# WRITTEN PROBLEM:
Reproduce the records from their beginning through the line containing "monitor-marker[interactable] <box>424 88", with every "annotation" renamed to "callout" and nothing else changed.

Element and coordinate records:
# # # # # # #
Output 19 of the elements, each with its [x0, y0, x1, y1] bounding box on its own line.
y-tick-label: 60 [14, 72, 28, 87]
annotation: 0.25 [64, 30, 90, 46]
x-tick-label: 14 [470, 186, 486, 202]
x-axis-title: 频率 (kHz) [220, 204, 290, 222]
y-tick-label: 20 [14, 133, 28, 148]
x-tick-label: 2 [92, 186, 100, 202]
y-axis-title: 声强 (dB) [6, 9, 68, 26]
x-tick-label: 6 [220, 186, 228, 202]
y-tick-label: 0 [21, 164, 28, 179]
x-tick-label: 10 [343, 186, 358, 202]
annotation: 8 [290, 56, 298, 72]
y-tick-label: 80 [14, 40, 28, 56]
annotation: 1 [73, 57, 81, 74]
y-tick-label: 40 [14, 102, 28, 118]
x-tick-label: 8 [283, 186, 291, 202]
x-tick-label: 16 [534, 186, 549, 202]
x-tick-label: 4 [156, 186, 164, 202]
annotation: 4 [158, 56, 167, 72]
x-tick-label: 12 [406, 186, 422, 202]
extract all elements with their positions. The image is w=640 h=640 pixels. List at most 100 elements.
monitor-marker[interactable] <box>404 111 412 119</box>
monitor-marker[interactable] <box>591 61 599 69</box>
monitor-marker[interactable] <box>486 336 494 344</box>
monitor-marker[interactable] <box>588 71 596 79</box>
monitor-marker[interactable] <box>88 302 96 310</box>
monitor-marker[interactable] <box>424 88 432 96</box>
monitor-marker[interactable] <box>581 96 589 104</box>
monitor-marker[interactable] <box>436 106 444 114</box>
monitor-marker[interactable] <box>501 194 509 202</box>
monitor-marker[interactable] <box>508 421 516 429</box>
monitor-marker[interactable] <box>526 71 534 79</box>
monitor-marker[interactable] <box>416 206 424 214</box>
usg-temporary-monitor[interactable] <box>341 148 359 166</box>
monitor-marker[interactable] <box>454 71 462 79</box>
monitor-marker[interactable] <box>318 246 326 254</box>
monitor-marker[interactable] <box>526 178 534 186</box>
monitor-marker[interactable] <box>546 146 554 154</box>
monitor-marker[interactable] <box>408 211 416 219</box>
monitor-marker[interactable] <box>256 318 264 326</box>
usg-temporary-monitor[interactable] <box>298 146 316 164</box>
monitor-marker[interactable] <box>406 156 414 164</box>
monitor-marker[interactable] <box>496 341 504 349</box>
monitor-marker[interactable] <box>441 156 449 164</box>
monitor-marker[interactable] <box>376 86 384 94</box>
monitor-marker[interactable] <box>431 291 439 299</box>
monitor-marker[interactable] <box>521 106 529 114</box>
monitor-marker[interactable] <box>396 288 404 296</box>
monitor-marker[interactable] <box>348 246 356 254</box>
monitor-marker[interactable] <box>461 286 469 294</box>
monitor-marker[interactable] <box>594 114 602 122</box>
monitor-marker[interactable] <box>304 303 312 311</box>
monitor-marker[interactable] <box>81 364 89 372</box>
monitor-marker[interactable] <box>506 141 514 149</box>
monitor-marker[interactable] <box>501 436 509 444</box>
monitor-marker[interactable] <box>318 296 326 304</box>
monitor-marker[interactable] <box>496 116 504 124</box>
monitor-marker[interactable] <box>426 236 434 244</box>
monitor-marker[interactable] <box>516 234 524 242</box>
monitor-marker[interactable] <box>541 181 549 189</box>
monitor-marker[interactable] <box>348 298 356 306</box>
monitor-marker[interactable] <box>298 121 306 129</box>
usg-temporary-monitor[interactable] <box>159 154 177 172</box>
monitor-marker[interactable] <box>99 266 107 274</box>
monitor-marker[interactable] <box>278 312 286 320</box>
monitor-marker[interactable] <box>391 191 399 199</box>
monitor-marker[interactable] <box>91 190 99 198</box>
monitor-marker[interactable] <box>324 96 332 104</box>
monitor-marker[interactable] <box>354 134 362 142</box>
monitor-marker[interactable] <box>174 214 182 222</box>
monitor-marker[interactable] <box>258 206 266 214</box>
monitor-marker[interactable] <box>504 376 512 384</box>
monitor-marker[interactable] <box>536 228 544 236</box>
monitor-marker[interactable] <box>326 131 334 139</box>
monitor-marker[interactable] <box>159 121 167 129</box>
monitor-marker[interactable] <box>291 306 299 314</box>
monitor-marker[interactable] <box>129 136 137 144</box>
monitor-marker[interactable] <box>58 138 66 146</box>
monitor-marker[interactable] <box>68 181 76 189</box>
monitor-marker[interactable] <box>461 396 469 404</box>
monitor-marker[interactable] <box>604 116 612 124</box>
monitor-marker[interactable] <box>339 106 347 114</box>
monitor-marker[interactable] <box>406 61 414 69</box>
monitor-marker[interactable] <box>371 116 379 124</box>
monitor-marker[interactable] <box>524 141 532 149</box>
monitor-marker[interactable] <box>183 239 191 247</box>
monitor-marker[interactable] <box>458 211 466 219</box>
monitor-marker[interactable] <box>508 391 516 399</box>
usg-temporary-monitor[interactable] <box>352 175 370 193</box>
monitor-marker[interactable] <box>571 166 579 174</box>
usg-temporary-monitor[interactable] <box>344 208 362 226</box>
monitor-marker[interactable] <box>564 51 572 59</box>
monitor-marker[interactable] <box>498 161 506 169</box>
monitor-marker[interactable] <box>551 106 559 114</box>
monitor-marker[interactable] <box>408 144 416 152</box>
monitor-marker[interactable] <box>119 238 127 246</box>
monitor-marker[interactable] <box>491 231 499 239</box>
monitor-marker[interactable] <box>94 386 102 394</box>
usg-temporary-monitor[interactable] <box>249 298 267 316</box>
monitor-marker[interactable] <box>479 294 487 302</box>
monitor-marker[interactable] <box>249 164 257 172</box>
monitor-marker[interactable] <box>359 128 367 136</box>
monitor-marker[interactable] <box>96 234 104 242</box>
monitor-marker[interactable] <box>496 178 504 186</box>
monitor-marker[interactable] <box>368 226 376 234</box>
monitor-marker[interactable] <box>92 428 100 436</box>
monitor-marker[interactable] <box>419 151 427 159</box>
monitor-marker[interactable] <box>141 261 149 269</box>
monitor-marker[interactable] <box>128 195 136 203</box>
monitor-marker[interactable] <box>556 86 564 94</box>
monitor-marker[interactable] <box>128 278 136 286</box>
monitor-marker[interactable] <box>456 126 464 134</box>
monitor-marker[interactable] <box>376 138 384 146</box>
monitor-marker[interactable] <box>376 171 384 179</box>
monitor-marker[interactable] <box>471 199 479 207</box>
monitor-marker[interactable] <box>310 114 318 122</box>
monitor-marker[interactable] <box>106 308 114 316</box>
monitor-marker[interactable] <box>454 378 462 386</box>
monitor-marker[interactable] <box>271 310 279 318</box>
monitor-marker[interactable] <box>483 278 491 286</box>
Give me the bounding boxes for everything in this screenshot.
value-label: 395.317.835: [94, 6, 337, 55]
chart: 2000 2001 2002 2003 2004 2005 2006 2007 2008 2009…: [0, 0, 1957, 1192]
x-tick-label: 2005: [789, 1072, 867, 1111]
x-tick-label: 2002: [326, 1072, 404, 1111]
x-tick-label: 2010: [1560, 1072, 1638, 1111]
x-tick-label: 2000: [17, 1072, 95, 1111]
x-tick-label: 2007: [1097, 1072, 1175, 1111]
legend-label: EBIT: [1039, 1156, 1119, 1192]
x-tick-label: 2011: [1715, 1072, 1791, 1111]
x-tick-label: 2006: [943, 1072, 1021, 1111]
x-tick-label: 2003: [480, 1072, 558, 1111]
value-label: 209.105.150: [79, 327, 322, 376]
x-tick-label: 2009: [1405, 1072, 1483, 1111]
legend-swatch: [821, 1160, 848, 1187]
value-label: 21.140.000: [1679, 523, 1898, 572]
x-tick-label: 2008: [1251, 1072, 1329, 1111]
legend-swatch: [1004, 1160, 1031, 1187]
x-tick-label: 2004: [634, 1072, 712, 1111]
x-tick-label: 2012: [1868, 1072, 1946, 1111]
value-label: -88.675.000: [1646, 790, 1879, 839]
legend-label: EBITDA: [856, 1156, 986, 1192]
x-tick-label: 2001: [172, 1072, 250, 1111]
# # # # # # #
# EXERCISE ANSWER:
Output 19 of the elements, each with its [x0, y0, x1, y1] bounding box on its own line.
y-tick-label: 60 [14, 72, 28, 87]
callout: 0.25 [64, 30, 90, 46]
x-tick-label: 14 [470, 186, 486, 202]
x-axis-title: 频率 (kHz) [220, 204, 290, 222]
y-tick-label: 20 [14, 133, 28, 148]
x-tick-label: 2 [92, 186, 100, 202]
y-axis-title: 声强 (dB) [6, 9, 68, 26]
x-tick-label: 6 [220, 186, 228, 202]
y-tick-label: 0 [21, 164, 28, 179]
x-tick-label: 10 [343, 186, 358, 202]
callout: 8 [290, 56, 298, 72]
y-tick-label: 80 [14, 40, 28, 56]
callout: 1 [73, 57, 81, 74]
y-tick-label: 40 [14, 102, 28, 118]
x-tick-label: 8 [283, 186, 291, 202]
x-tick-label: 16 [534, 186, 549, 202]
x-tick-label: 4 [156, 186, 164, 202]
callout: 4 [158, 56, 167, 72]
x-tick-label: 12 [406, 186, 422, 202]
extract all elements with their positions. The image is w=640 h=640 pixels. List at most 100 elements.
monitor-marker[interactable] <box>404 111 412 119</box>
monitor-marker[interactable] <box>591 61 599 69</box>
monitor-marker[interactable] <box>486 336 494 344</box>
monitor-marker[interactable] <box>588 71 596 79</box>
monitor-marker[interactable] <box>88 302 96 310</box>
monitor-marker[interactable] <box>424 88 432 96</box>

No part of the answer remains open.